(Data items)
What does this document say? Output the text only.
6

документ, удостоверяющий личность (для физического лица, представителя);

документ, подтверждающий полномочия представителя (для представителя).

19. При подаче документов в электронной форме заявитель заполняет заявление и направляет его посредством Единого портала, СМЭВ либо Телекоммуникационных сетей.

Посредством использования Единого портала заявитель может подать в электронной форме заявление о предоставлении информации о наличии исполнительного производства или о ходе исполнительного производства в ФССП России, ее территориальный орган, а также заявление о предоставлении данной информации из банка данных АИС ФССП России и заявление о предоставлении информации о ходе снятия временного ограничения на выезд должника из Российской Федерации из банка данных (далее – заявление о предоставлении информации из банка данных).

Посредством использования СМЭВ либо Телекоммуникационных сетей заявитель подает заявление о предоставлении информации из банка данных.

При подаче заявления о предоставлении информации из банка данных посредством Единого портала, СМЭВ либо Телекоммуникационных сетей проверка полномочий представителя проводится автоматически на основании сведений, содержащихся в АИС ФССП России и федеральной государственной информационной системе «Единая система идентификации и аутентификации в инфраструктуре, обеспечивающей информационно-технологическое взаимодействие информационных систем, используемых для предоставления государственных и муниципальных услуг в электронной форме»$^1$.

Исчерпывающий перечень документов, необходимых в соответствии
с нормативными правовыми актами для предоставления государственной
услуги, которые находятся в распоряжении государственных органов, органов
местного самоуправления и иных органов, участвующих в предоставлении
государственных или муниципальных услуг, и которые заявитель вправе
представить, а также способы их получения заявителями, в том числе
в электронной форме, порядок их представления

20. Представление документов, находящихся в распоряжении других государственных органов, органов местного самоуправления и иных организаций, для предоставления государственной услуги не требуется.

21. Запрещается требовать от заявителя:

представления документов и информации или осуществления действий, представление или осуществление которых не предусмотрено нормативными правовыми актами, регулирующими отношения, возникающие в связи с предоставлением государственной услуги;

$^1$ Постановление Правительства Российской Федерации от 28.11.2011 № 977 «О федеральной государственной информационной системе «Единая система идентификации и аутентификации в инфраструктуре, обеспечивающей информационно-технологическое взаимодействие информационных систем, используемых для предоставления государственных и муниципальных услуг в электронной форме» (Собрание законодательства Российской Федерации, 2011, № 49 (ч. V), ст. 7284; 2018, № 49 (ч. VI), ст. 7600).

Exercise description
Go through the data and count each line that has the word "представления", then give the total alone.

Finished task
2